Stored entries
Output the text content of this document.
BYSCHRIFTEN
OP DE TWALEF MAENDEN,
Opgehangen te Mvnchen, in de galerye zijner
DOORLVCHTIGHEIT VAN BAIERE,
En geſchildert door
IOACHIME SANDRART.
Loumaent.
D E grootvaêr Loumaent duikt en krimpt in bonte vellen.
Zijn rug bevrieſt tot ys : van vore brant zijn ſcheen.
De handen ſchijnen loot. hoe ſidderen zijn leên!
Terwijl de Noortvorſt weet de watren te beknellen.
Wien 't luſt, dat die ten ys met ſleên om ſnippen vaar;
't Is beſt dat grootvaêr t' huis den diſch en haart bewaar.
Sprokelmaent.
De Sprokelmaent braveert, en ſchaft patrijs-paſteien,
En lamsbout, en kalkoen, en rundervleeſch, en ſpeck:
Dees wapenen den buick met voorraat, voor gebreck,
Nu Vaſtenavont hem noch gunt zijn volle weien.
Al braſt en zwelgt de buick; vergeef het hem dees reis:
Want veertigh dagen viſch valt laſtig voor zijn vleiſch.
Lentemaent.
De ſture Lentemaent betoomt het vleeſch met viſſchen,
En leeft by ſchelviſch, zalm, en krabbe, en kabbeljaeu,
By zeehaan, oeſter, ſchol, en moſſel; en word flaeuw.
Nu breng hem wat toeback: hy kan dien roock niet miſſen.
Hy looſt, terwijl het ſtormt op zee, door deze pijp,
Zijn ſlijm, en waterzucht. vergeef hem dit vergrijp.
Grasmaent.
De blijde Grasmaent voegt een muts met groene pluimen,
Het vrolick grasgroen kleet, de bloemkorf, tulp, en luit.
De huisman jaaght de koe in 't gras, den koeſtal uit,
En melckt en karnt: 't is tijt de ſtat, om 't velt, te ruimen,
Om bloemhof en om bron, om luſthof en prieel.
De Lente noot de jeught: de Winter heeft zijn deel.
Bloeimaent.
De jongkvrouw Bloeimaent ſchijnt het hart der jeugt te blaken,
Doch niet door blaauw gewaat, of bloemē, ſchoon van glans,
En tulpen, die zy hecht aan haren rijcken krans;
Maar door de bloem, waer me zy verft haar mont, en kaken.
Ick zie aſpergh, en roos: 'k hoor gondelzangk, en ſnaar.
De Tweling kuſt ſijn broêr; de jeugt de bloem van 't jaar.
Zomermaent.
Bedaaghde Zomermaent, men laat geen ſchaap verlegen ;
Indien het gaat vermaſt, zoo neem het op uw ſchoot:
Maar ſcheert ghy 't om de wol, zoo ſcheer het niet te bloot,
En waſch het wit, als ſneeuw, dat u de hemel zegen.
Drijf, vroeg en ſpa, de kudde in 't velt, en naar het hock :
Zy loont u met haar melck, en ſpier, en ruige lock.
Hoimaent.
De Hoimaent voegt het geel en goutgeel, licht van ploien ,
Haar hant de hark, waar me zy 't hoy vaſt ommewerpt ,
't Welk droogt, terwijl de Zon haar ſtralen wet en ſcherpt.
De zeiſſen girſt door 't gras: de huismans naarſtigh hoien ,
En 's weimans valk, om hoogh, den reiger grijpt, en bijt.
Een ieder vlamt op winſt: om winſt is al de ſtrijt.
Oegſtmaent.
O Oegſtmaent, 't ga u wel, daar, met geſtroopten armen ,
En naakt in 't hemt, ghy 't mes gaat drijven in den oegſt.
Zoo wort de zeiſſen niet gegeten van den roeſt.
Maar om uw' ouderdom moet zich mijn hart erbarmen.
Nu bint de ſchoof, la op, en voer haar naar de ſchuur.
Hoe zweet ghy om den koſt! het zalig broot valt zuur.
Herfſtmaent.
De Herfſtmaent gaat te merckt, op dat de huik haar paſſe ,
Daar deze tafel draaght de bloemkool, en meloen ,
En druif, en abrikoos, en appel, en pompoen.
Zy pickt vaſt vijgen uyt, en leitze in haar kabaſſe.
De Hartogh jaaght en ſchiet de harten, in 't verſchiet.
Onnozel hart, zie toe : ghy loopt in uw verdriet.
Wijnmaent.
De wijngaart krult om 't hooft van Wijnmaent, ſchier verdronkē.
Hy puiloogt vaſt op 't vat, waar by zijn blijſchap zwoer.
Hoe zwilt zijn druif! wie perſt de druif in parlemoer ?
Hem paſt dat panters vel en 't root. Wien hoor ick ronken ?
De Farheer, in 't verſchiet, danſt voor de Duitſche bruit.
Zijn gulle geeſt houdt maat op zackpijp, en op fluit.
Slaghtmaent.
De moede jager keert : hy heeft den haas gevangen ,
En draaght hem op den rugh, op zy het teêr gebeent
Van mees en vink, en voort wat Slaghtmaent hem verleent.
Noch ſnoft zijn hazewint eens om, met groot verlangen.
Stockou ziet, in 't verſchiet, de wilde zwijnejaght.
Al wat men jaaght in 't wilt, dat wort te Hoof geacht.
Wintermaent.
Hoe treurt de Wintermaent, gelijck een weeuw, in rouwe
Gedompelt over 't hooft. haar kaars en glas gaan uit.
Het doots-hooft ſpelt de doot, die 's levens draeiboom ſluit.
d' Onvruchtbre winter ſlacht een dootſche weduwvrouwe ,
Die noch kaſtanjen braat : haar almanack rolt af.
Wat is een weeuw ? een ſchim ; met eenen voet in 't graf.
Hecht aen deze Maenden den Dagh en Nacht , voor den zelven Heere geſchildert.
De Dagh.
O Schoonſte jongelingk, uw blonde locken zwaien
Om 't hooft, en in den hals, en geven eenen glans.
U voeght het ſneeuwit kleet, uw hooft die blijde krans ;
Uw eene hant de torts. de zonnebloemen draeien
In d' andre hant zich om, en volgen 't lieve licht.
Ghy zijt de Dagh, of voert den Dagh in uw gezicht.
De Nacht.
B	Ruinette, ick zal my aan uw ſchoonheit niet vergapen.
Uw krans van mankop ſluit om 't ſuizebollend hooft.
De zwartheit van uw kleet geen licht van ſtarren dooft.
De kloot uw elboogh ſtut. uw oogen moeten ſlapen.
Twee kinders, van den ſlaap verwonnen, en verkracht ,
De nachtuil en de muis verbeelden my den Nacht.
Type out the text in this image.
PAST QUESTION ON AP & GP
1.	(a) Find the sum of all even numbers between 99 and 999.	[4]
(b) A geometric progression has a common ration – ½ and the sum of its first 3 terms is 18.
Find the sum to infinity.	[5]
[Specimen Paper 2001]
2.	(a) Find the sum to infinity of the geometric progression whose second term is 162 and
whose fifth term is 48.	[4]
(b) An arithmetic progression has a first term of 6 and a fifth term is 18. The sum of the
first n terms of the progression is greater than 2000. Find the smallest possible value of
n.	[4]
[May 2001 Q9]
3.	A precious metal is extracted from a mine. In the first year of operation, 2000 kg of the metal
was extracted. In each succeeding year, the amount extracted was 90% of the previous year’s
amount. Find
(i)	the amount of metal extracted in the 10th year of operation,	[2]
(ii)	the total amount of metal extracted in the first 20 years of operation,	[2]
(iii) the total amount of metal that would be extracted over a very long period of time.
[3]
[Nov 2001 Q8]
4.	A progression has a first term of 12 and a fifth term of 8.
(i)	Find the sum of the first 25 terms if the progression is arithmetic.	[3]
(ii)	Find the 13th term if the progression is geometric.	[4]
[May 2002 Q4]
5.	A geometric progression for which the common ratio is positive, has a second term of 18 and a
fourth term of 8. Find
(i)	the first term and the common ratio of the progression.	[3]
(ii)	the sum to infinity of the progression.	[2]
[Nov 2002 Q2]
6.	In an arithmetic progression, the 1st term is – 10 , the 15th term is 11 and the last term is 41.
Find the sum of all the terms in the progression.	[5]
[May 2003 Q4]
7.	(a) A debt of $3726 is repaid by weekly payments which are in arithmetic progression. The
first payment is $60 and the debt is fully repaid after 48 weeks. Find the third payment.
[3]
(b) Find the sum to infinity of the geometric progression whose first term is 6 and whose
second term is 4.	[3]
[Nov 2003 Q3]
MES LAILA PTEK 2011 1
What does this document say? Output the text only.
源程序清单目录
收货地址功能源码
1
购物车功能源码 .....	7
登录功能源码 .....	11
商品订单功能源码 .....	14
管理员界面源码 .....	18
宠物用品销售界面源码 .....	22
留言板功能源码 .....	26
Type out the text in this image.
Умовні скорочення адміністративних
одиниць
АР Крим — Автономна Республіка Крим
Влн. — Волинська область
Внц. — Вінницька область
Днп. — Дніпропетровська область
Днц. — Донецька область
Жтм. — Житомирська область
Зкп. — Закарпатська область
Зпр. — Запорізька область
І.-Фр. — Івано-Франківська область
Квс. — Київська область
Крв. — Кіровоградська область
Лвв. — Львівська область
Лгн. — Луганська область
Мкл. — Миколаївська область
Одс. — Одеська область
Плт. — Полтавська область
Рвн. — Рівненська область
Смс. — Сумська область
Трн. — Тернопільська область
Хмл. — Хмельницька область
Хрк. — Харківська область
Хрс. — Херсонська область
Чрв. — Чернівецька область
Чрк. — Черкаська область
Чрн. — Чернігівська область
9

**Required task:** Show every line from the entries above in which "amount" appears.

**Output of the task:**
was extracted. In each succeeding year, the amount extracted was 90% of the previous year’s
amount. Find
(i)	the amount of metal extracted in the 10th year of operation,	[2]
(ii)	the total amount of metal extracted in the first 20 years of operation,	[2]
(iii) the total amount of metal that would be extracted over a very long period of time.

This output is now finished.